Brief :: Filter the records below for the word "Lambda". Copy each line that holds it.

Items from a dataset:
******

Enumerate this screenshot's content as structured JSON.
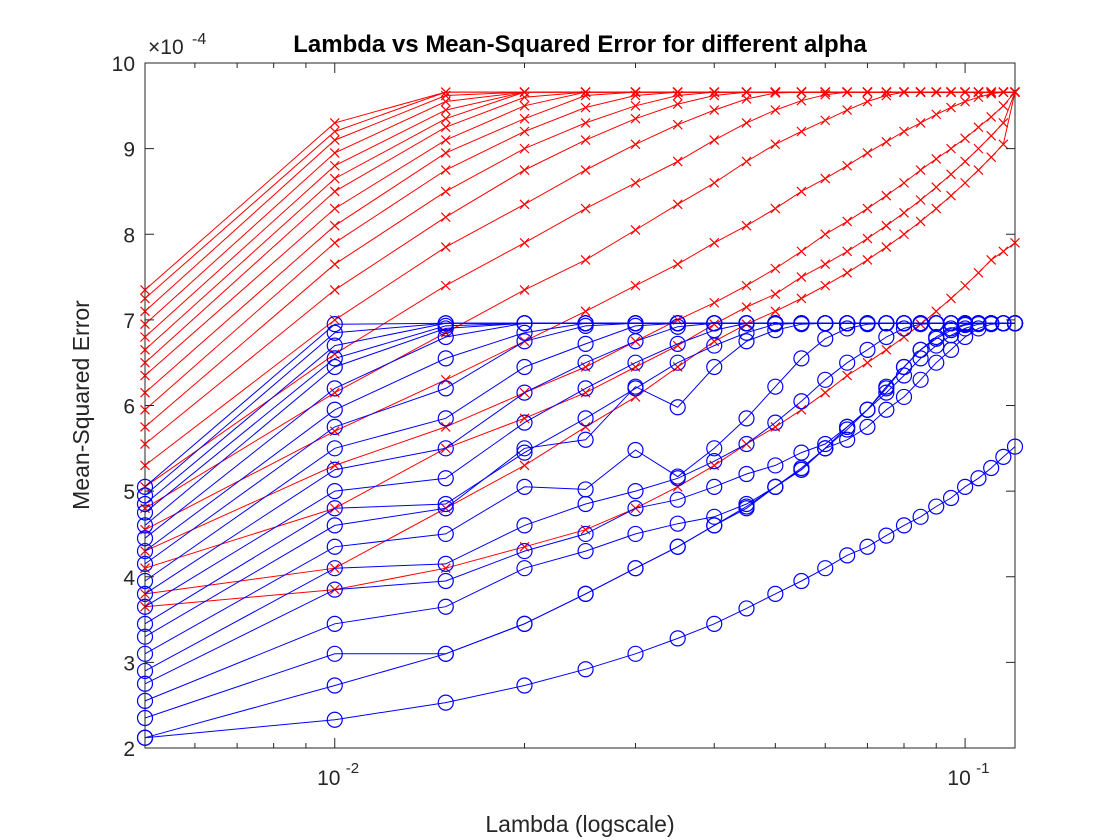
{
  "chart_data": {
    "type": "line",
    "title": "Lambda vs Mean-Squared Error for different alpha",
    "xlabel": "Lambda (logscale)",
    "ylabel": "Mean-Squared Error",
    "x_scale": "log",
    "xlim": [
      0.005,
      0.12
    ],
    "ylim": [
      2,
      10
    ],
    "y_exponent_label": "×10",
    "y_exponent_power": "-4",
    "x_tick_labels": [
      {
        "value": 0.01,
        "base": "10",
        "power": "-2"
      },
      {
        "value": 0.1,
        "base": "10",
        "power": "-1"
      }
    ],
    "y_ticks": [
      "2",
      "3",
      "4",
      "5",
      "6",
      "7",
      "8",
      "9",
      "10"
    ],
    "grid": false,
    "legend": "none",
    "x": [
      0.005,
      0.01,
      0.015,
      0.02,
      0.025,
      0.03,
      0.035,
      0.04,
      0.045,
      0.05,
      0.055,
      0.06,
      0.065,
      0.07,
      0.075,
      0.08,
      0.085,
      0.09,
      0.095,
      0.1,
      0.105,
      0.11,
      0.115,
      0.12
    ],
    "series_styles": {
      "red": {
        "color": "#ff0000",
        "marker": "x"
      },
      "blue": {
        "color": "#0000ff",
        "marker": "o"
      }
    },
    "series": [
      {
        "style": "red",
        "values": [
          7.35,
          9.3,
          9.66,
          9.66,
          9.66,
          9.66,
          9.66,
          9.66,
          9.66,
          9.66,
          9.66,
          9.66,
          9.66,
          9.66,
          9.66,
          9.66,
          9.66,
          9.66,
          9.66,
          9.66,
          9.66,
          9.66,
          9.66,
          9.66
        ]
      },
      {
        "style": "red",
        "values": [
          7.25,
          9.2,
          9.66,
          9.66,
          9.66,
          9.66,
          9.66,
          9.66,
          9.66,
          9.66,
          9.66,
          9.66,
          9.66,
          9.66,
          9.66,
          9.66,
          9.66,
          9.66,
          9.66,
          9.66,
          9.66,
          9.66,
          9.66,
          9.66
        ]
      },
      {
        "style": "red",
        "values": [
          7.1,
          9.1,
          9.62,
          9.66,
          9.66,
          9.66,
          9.66,
          9.66,
          9.66,
          9.66,
          9.66,
          9.66,
          9.66,
          9.66,
          9.66,
          9.66,
          9.66,
          9.66,
          9.66,
          9.66,
          9.66,
          9.66,
          9.66,
          9.66
        ]
      },
      {
        "style": "red",
        "values": [
          6.95,
          8.95,
          9.55,
          9.66,
          9.66,
          9.66,
          9.66,
          9.66,
          9.66,
          9.66,
          9.66,
          9.66,
          9.66,
          9.66,
          9.66,
          9.66,
          9.66,
          9.66,
          9.66,
          9.66,
          9.66,
          9.66,
          9.66,
          9.66
        ]
      },
      {
        "style": "red",
        "values": [
          6.8,
          8.8,
          9.45,
          9.66,
          9.66,
          9.66,
          9.66,
          9.66,
          9.66,
          9.66,
          9.66,
          9.66,
          9.66,
          9.66,
          9.66,
          9.66,
          9.66,
          9.66,
          9.66,
          9.66,
          9.66,
          9.66,
          9.66,
          9.66
        ]
      },
      {
        "style": "red",
        "values": [
          6.65,
          8.65,
          9.35,
          9.66,
          9.66,
          9.66,
          9.66,
          9.66,
          9.66,
          9.66,
          9.66,
          9.66,
          9.66,
          9.66,
          9.66,
          9.66,
          9.66,
          9.66,
          9.66,
          9.66,
          9.66,
          9.66,
          9.66,
          9.66
        ]
      },
      {
        "style": "red",
        "values": [
          6.5,
          8.5,
          9.25,
          9.6,
          9.66,
          9.66,
          9.66,
          9.66,
          9.66,
          9.66,
          9.66,
          9.66,
          9.66,
          9.66,
          9.66,
          9.66,
          9.66,
          9.66,
          9.66,
          9.66,
          9.66,
          9.66,
          9.66,
          9.66
        ]
      },
      {
        "style": "red",
        "values": [
          6.35,
          8.3,
          9.1,
          9.5,
          9.66,
          9.66,
          9.66,
          9.66,
          9.66,
          9.66,
          9.66,
          9.66,
          9.66,
          9.66,
          9.66,
          9.66,
          9.66,
          9.66,
          9.66,
          9.66,
          9.66,
          9.66,
          9.66,
          9.66
        ]
      },
      {
        "style": "red",
        "values": [
          6.15,
          8.1,
          8.95,
          9.35,
          9.62,
          9.66,
          9.66,
          9.66,
          9.66,
          9.66,
          9.66,
          9.66,
          9.66,
          9.66,
          9.66,
          9.66,
          9.66,
          9.66,
          9.66,
          9.66,
          9.66,
          9.66,
          9.66,
          9.66
        ]
      },
      {
        "style": "red",
        "values": [
          5.95,
          7.9,
          8.75,
          9.2,
          9.48,
          9.62,
          9.66,
          9.66,
          9.66,
          9.66,
          9.66,
          9.66,
          9.66,
          9.66,
          9.66,
          9.66,
          9.66,
          9.66,
          9.66,
          9.66,
          9.66,
          9.66,
          9.66,
          9.66
        ]
      },
      {
        "style": "red",
        "values": [
          5.75,
          7.65,
          8.5,
          9.0,
          9.3,
          9.5,
          9.62,
          9.66,
          9.66,
          9.66,
          9.66,
          9.66,
          9.66,
          9.66,
          9.66,
          9.66,
          9.66,
          9.66,
          9.66,
          9.66,
          9.66,
          9.66,
          9.66,
          9.66
        ]
      },
      {
        "style": "red",
        "values": [
          5.55,
          7.35,
          8.2,
          8.75,
          9.1,
          9.35,
          9.52,
          9.62,
          9.66,
          9.66,
          9.66,
          9.66,
          9.66,
          9.66,
          9.66,
          9.66,
          9.66,
          9.66,
          9.66,
          9.66,
          9.66,
          9.66,
          9.66,
          9.66
        ]
      },
      {
        "style": "red",
        "values": [
          5.3,
          7.0,
          7.85,
          8.35,
          8.75,
          9.05,
          9.28,
          9.45,
          9.58,
          9.65,
          9.66,
          9.66,
          9.66,
          9.66,
          9.66,
          9.66,
          9.66,
          9.66,
          9.66,
          9.66,
          9.66,
          9.66,
          9.66,
          9.66
        ]
      },
      {
        "style": "red",
        "values": [
          5.05,
          6.6,
          7.4,
          7.9,
          8.3,
          8.6,
          8.85,
          9.1,
          9.3,
          9.45,
          9.56,
          9.63,
          9.66,
          9.66,
          9.66,
          9.66,
          9.66,
          9.66,
          9.66,
          9.66,
          9.66,
          9.66,
          9.66,
          9.66
        ]
      },
      {
        "style": "red",
        "values": [
          4.8,
          6.15,
          6.85,
          7.35,
          7.7,
          8.05,
          8.35,
          8.6,
          8.85,
          9.05,
          9.2,
          9.33,
          9.45,
          9.55,
          9.62,
          9.66,
          9.66,
          9.66,
          9.66,
          9.66,
          9.66,
          9.66,
          9.66,
          9.66
        ]
      },
      {
        "style": "red",
        "values": [
          4.55,
          5.7,
          6.3,
          6.75,
          7.1,
          7.4,
          7.65,
          7.9,
          8.1,
          8.3,
          8.5,
          8.65,
          8.8,
          8.95,
          9.08,
          9.2,
          9.3,
          9.4,
          9.48,
          9.55,
          9.6,
          9.64,
          9.66,
          9.66
        ]
      },
      {
        "style": "red",
        "values": [
          4.3,
          5.3,
          5.75,
          6.15,
          6.45,
          6.75,
          7.0,
          7.2,
          7.4,
          7.6,
          7.8,
          8.0,
          8.15,
          8.3,
          8.45,
          8.6,
          8.75,
          8.88,
          9.0,
          9.12,
          9.25,
          9.37,
          9.5,
          9.66
        ]
      },
      {
        "style": "red",
        "values": [
          4.1,
          4.8,
          5.5,
          5.85,
          6.15,
          6.45,
          6.7,
          6.95,
          7.15,
          7.3,
          7.5,
          7.65,
          7.8,
          7.95,
          8.1,
          8.25,
          8.4,
          8.55,
          8.7,
          8.85,
          9.0,
          9.15,
          9.3,
          9.66
        ]
      },
      {
        "style": "red",
        "values": [
          3.8,
          4.1,
          4.8,
          5.3,
          5.75,
          6.1,
          6.45,
          6.75,
          6.95,
          7.1,
          7.25,
          7.4,
          7.55,
          7.7,
          7.85,
          8.0,
          8.15,
          8.3,
          8.45,
          8.6,
          8.75,
          8.9,
          9.05,
          9.66
        ]
      },
      {
        "style": "red",
        "values": [
          3.65,
          3.85,
          4.1,
          4.35,
          4.55,
          4.8,
          5.05,
          5.3,
          5.55,
          5.75,
          5.95,
          6.15,
          6.35,
          6.5,
          6.65,
          6.8,
          6.95,
          7.1,
          7.25,
          7.4,
          7.55,
          7.7,
          7.8,
          7.9
        ]
      },
      {
        "style": "blue",
        "values": [
          5.05,
          6.95,
          6.96,
          6.96,
          6.96,
          6.96,
          6.96,
          6.96,
          6.96,
          6.96,
          6.96,
          6.96,
          6.96,
          6.96,
          6.96,
          6.96,
          6.96,
          6.96,
          6.96,
          6.96,
          6.96,
          6.96,
          6.96,
          6.96
        ]
      },
      {
        "style": "blue",
        "values": [
          4.95,
          6.85,
          6.96,
          6.96,
          6.96,
          6.96,
          6.96,
          6.96,
          6.96,
          6.96,
          6.96,
          6.96,
          6.96,
          6.96,
          6.96,
          6.96,
          6.96,
          6.96,
          6.96,
          6.96,
          6.96,
          6.96,
          6.96,
          6.96
        ]
      },
      {
        "style": "blue",
        "values": [
          4.85,
          6.7,
          6.96,
          6.96,
          6.96,
          6.96,
          6.96,
          6.96,
          6.96,
          6.96,
          6.96,
          6.96,
          6.96,
          6.96,
          6.96,
          6.96,
          6.96,
          6.96,
          6.96,
          6.96,
          6.96,
          6.96,
          6.96,
          6.96
        ]
      },
      {
        "style": "blue",
        "values": [
          4.75,
          6.55,
          6.93,
          6.96,
          6.96,
          6.96,
          6.96,
          6.96,
          6.96,
          6.96,
          6.96,
          6.96,
          6.96,
          6.96,
          6.96,
          6.96,
          6.96,
          6.96,
          6.96,
          6.96,
          6.96,
          6.96,
          6.96,
          6.96
        ]
      },
      {
        "style": "blue",
        "values": [
          4.6,
          6.45,
          6.9,
          6.96,
          6.96,
          6.96,
          6.96,
          6.96,
          6.96,
          6.96,
          6.96,
          6.96,
          6.96,
          6.96,
          6.96,
          6.96,
          6.96,
          6.96,
          6.96,
          6.96,
          6.96,
          6.96,
          6.96,
          6.96
        ]
      },
      {
        "style": "blue",
        "values": [
          4.45,
          6.2,
          6.8,
          6.96,
          6.96,
          6.96,
          6.96,
          6.96,
          6.96,
          6.96,
          6.96,
          6.96,
          6.96,
          6.96,
          6.96,
          6.96,
          6.96,
          6.96,
          6.96,
          6.96,
          6.96,
          6.96,
          6.96,
          6.96
        ]
      },
      {
        "style": "blue",
        "values": [
          4.3,
          5.95,
          6.55,
          6.85,
          6.96,
          6.96,
          6.96,
          6.96,
          6.96,
          6.96,
          6.96,
          6.96,
          6.96,
          6.96,
          6.96,
          6.96,
          6.96,
          6.96,
          6.96,
          6.96,
          6.96,
          6.96,
          6.96,
          6.96
        ]
      },
      {
        "style": "blue",
        "values": [
          4.15,
          5.75,
          6.2,
          6.75,
          6.93,
          6.96,
          6.96,
          6.96,
          6.96,
          6.96,
          6.96,
          6.96,
          6.96,
          6.96,
          6.96,
          6.96,
          6.96,
          6.96,
          6.96,
          6.96,
          6.96,
          6.96,
          6.96,
          6.96
        ]
      },
      {
        "style": "blue",
        "values": [
          3.95,
          5.5,
          5.85,
          6.45,
          6.72,
          6.93,
          6.96,
          6.96,
          6.96,
          6.96,
          6.96,
          6.96,
          6.96,
          6.96,
          6.96,
          6.96,
          6.96,
          6.96,
          6.96,
          6.96,
          6.96,
          6.96,
          6.96,
          6.96
        ]
      },
      {
        "style": "blue",
        "values": [
          3.8,
          5.25,
          5.5,
          6.15,
          6.5,
          6.75,
          6.92,
          6.96,
          6.96,
          6.96,
          6.96,
          6.96,
          6.96,
          6.96,
          6.96,
          6.96,
          6.96,
          6.96,
          6.96,
          6.96,
          6.96,
          6.96,
          6.96,
          6.96
        ]
      },
      {
        "style": "blue",
        "values": [
          3.65,
          5.0,
          5.15,
          5.8,
          6.2,
          6.5,
          6.72,
          6.88,
          6.96,
          6.96,
          6.96,
          6.96,
          6.96,
          6.96,
          6.96,
          6.96,
          6.96,
          6.96,
          6.96,
          6.96,
          6.96,
          6.96,
          6.96,
          6.96
        ]
      },
      {
        "style": "blue",
        "values": [
          3.45,
          4.8,
          4.85,
          5.45,
          5.85,
          6.2,
          6.5,
          6.7,
          6.85,
          6.95,
          6.96,
          6.96,
          6.96,
          6.96,
          6.96,
          6.96,
          6.96,
          6.96,
          6.96,
          6.96,
          6.96,
          6.96,
          6.96,
          6.96
        ]
      },
      {
        "style": "blue",
        "values": [
          3.3,
          4.6,
          4.8,
          5.5,
          5.6,
          6.22,
          5.98,
          6.45,
          6.75,
          6.88,
          6.95,
          6.96,
          6.96,
          6.96,
          6.96,
          6.96,
          6.96,
          6.96,
          6.96,
          6.96,
          6.96,
          6.96,
          6.96,
          6.96
        ]
      },
      {
        "style": "blue",
        "values": [
          3.1,
          4.35,
          4.5,
          5.05,
          5.02,
          5.48,
          5.17,
          5.5,
          5.85,
          6.22,
          6.55,
          6.78,
          6.9,
          6.95,
          6.96,
          6.96,
          6.96,
          6.96,
          6.96,
          6.96,
          6.96,
          6.96,
          6.96,
          6.96
        ]
      },
      {
        "style": "blue",
        "values": [
          2.9,
          4.1,
          4.15,
          4.6,
          4.85,
          5.0,
          5.15,
          5.35,
          5.55,
          5.8,
          6.05,
          6.3,
          6.5,
          6.65,
          6.8,
          6.9,
          6.95,
          6.96,
          6.96,
          6.96,
          6.96,
          6.96,
          6.96,
          6.96
        ]
      },
      {
        "style": "blue",
        "values": [
          2.75,
          3.85,
          3.95,
          4.3,
          4.5,
          4.8,
          4.9,
          5.05,
          5.2,
          5.3,
          5.45,
          5.55,
          5.75,
          5.95,
          6.15,
          6.35,
          6.55,
          6.7,
          6.82,
          6.9,
          6.95,
          6.96,
          6.96,
          6.96
        ]
      },
      {
        "style": "blue",
        "values": [
          2.55,
          3.45,
          3.65,
          4.1,
          4.3,
          4.5,
          4.62,
          4.7,
          4.85,
          5.05,
          5.25,
          5.5,
          5.6,
          5.75,
          5.95,
          6.1,
          6.3,
          6.5,
          6.65,
          6.8,
          6.9,
          6.95,
          6.96,
          6.96
        ]
      },
      {
        "style": "blue",
        "values": [
          2.35,
          3.1,
          3.1,
          3.45,
          3.8,
          4.1,
          4.35,
          4.6,
          4.8,
          5.05,
          5.25,
          5.5,
          5.75,
          5.95,
          6.2,
          6.45,
          6.65,
          6.8,
          6.9,
          6.95,
          6.96,
          6.96,
          6.96,
          6.96
        ]
      },
      {
        "style": "blue",
        "values": [
          2.12,
          2.73,
          3.1,
          3.45,
          3.8,
          4.1,
          4.35,
          4.6,
          4.82,
          5.05,
          5.27,
          5.5,
          5.72,
          5.95,
          6.22,
          6.45,
          6.65,
          6.78,
          6.88,
          6.94,
          6.96,
          6.96,
          6.96,
          6.96
        ]
      },
      {
        "style": "blue",
        "values": [
          2.12,
          2.33,
          2.53,
          2.73,
          2.92,
          3.1,
          3.28,
          3.45,
          3.63,
          3.8,
          3.95,
          4.1,
          4.25,
          4.35,
          4.48,
          4.6,
          4.7,
          4.82,
          4.92,
          5.05,
          5.15,
          5.27,
          5.4,
          5.52
        ]
      }
    ]
  }
}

******

Written solution ::
    "title": "Lambda vs Mean-Squared Error for different alpha",
    "xlabel": "Lambda (logscale)",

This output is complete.